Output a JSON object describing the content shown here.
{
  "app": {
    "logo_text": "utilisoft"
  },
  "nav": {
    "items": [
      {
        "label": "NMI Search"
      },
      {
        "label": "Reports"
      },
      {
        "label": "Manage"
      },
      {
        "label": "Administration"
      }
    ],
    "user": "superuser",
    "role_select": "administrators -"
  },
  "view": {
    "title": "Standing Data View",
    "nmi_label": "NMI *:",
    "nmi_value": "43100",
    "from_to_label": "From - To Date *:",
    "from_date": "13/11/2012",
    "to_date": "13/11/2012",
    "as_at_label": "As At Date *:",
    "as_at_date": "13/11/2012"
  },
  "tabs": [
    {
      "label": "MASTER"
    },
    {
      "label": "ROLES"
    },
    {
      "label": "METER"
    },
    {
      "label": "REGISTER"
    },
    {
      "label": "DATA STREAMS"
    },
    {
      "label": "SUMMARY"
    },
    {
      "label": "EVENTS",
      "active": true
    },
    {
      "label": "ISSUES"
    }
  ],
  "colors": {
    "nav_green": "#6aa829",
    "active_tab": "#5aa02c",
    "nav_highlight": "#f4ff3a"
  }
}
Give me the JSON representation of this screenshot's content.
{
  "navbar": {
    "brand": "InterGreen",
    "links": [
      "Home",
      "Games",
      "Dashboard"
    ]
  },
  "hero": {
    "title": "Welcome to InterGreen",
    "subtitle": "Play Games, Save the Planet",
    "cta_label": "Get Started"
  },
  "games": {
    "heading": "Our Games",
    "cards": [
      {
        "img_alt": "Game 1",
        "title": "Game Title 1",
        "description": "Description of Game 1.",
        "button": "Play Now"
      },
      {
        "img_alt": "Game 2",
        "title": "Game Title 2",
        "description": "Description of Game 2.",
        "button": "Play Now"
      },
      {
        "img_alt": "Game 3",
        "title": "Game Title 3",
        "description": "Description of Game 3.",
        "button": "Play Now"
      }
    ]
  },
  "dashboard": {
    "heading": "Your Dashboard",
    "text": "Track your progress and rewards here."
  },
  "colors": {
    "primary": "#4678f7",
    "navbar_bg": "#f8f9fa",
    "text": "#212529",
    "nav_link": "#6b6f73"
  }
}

****************

#### EXERCISE DIRECTIONS:
Print all of the entries exactly as they are written.

#### RIGHT ANSWER:
Output a JSON object describing the content shown here.
{
  "app": {
    "logo_text": "utilisoft"
  },
  "nav": {
    "items": [
      {
        "label": "NMI Search"
      },
      {
        "label": "Reports"
      },
      {
        "label": "Manage"
      },
      {
        "label": "Administration"
      }
    ],
    "user": "superuser",
    "role_select": "administrators -"
  },
  "view": {
    "title": "Standing Data View",
    "nmi_label": "NMI *:",
    "nmi_value": "43100",
    "from_to_label": "From - To Date *:",
    "from_date": "13/11/2012",
    "to_date": "13/11/2012",
    "as_at_label": "As At Date *:",
    "as_at_date": "13/11/2012"
  },
  "tabs": [
    {
      "label": "MASTER"
    },
    {
      "label": "ROLES"
    },
    {
      "label": "METER"
    },
    {
      "label": "REGISTER"
    },
    {
      "label": "DATA STREAMS"
    },
    {
      "label": "SUMMARY"
    },
    {
      "label": "EVENTS",
      "active": true
    },
    {
      "label": "ISSUES"
    }
  ],
  "colors": {
    "nav_green": "#6aa829",
    "active_tab": "#5aa02c",
    "nav_highlight": "#f4ff3a"
  }
}
Give me the JSON representation of this screenshot's content.
{
  "navbar": {
    "brand": "InterGreen",
    "links": [
      "Home",
      "Games",
      "Dashboard"
    ]
  },
  "hero": {
    "title": "Welcome to InterGreen",
    "subtitle": "Play Games, Save the Planet",
    "cta_label": "Get Started"
  },
  "games": {
    "heading": "Our Games",
    "cards": [
      {
        "img_alt": "Game 1",
        "title": "Game Title 1",
        "description": "Description of Game 1.",
        "button": "Play Now"
      },
      {
        "img_alt": "Game 2",
        "title": "Game Title 2",
        "description": "Description of Game 2.",
        "button": "Play Now"
      },
      {
        "img_alt": "Game 3",
        "title": "Game Title 3",
        "description": "Description of Game 3.",
        "button": "Play Now"
      }
    ]
  },
  "dashboard": {
    "heading": "Your Dashboard",
    "text": "Track your progress and rewards here."
  },
  "colors": {
    "primary": "#4678f7",
    "navbar_bg": "#f8f9fa",
    "text": "#212529",
    "nav_link": "#6b6f73"
  }
}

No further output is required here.